* **WRITTEN EXERCISE**
List each line of the data that holds the string "menu".

Dataset records
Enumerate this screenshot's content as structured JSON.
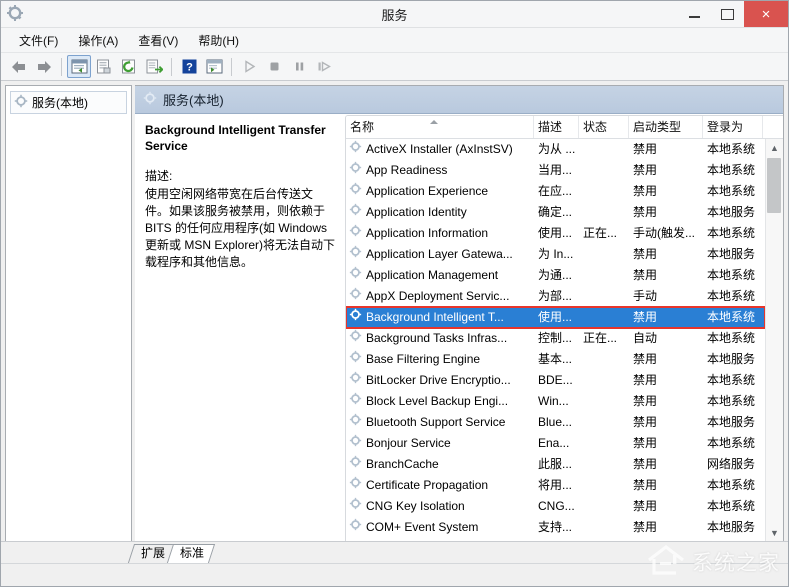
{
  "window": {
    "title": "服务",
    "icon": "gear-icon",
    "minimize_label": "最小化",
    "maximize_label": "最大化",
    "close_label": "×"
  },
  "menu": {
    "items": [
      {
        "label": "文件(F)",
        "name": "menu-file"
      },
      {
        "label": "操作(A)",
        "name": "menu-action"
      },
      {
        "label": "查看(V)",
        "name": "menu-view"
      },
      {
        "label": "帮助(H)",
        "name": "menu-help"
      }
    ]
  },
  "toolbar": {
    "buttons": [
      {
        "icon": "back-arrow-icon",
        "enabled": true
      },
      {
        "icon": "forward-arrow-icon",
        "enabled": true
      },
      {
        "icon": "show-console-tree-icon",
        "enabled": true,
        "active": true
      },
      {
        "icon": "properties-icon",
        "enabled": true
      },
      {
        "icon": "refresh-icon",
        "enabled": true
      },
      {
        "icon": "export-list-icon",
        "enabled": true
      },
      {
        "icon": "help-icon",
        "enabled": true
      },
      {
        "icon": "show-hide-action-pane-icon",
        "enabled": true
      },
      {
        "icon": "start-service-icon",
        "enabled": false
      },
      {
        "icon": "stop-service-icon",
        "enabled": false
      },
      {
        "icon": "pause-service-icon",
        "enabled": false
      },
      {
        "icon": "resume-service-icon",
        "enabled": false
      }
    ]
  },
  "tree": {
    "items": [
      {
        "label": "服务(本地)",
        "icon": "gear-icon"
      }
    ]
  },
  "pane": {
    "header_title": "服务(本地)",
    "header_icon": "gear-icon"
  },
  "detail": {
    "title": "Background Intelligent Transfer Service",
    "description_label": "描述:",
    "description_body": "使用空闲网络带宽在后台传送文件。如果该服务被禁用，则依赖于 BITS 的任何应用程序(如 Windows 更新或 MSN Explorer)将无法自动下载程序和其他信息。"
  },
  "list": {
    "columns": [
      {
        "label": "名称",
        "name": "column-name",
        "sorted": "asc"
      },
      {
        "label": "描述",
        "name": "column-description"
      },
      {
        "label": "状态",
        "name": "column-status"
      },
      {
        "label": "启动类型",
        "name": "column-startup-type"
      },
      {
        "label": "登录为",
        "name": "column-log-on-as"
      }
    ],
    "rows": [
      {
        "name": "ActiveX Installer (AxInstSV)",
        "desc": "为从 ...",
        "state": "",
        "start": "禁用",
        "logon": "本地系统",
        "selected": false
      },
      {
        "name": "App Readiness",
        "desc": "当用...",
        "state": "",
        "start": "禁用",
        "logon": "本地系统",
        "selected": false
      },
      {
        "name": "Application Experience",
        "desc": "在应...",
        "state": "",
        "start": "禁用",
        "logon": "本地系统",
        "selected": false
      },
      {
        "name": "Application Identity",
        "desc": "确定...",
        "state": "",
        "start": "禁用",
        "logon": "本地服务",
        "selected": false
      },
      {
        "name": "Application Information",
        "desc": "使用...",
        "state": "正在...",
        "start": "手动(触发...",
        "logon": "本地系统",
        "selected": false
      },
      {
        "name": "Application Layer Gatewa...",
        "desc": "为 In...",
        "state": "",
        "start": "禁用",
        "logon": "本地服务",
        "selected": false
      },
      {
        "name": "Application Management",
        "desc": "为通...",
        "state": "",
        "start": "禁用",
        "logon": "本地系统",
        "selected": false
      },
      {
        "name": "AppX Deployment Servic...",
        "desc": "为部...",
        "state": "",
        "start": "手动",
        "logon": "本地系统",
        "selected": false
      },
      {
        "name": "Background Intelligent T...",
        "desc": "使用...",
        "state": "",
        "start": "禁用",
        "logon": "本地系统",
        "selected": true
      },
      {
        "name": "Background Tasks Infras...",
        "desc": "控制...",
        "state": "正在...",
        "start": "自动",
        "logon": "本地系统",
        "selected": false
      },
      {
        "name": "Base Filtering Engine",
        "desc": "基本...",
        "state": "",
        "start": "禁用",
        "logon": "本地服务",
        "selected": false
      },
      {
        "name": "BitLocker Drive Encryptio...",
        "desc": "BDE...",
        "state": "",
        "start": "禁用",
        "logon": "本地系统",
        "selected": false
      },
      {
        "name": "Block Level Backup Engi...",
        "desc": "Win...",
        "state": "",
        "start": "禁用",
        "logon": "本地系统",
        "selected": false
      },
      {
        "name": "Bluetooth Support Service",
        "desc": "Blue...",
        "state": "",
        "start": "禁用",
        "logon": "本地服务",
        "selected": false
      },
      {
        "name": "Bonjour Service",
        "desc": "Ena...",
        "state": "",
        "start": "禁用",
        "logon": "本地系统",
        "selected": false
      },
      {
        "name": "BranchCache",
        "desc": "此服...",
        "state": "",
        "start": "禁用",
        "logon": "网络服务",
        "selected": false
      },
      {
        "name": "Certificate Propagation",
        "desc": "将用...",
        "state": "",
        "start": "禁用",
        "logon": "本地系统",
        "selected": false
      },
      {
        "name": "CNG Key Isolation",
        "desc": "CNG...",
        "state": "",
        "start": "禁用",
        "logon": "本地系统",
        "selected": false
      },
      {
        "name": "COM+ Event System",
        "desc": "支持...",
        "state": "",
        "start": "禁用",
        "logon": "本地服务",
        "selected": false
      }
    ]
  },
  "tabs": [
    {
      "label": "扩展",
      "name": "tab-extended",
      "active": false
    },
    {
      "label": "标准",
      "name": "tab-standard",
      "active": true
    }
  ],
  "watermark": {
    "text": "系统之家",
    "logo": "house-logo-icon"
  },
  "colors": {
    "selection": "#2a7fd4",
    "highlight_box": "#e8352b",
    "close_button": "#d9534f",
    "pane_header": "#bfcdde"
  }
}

--

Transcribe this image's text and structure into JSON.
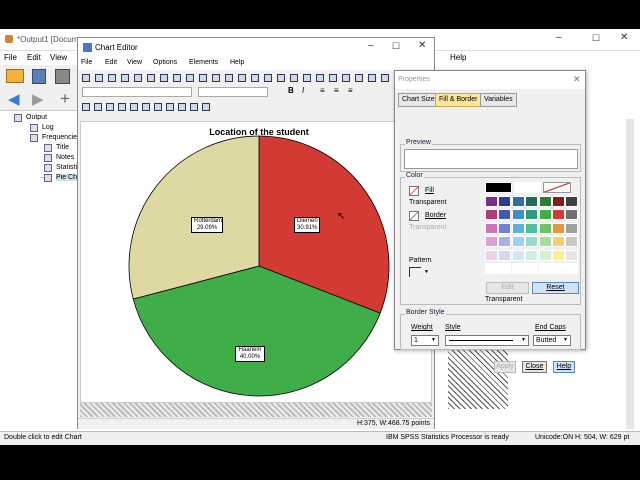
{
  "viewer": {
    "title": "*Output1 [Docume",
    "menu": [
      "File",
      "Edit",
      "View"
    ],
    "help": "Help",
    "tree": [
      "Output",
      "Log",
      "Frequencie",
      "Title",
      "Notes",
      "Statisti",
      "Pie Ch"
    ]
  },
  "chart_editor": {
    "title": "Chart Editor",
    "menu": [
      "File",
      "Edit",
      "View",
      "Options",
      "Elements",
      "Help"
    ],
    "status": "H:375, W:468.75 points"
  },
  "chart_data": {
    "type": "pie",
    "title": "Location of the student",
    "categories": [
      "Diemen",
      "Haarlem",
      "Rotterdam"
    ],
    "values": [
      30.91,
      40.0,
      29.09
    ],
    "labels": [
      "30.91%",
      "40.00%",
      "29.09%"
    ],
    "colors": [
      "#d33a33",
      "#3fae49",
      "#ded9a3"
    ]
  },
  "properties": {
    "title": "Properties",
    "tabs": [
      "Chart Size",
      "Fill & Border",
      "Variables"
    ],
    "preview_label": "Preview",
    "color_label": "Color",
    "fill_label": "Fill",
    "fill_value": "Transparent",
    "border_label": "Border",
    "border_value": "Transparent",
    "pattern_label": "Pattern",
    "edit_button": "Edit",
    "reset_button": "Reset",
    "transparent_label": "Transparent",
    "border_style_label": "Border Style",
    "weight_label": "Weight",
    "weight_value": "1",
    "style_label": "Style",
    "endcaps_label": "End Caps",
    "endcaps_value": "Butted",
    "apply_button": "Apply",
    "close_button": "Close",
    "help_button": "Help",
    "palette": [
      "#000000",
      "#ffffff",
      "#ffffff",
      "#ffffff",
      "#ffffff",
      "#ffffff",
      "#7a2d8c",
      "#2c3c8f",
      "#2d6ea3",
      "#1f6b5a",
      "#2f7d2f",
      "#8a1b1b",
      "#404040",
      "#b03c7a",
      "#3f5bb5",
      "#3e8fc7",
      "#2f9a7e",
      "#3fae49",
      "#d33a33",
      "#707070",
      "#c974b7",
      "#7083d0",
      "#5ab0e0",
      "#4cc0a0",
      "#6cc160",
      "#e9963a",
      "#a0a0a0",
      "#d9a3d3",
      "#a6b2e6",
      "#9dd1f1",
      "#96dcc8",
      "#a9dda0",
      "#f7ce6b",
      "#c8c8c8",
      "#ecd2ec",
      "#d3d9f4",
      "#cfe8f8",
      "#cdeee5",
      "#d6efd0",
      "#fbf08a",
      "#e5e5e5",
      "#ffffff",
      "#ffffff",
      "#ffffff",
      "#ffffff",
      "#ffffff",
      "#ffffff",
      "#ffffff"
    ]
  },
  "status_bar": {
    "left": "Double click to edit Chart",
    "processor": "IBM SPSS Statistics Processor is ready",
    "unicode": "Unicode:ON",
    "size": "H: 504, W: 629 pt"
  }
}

* **ANSWER FOR THE TASK**
  "menu": {
        "name": "menu-file"
        "name": "menu-action"
        "name": "menu-view"
        "name": "menu-help"
    "menu": [
    "menu": [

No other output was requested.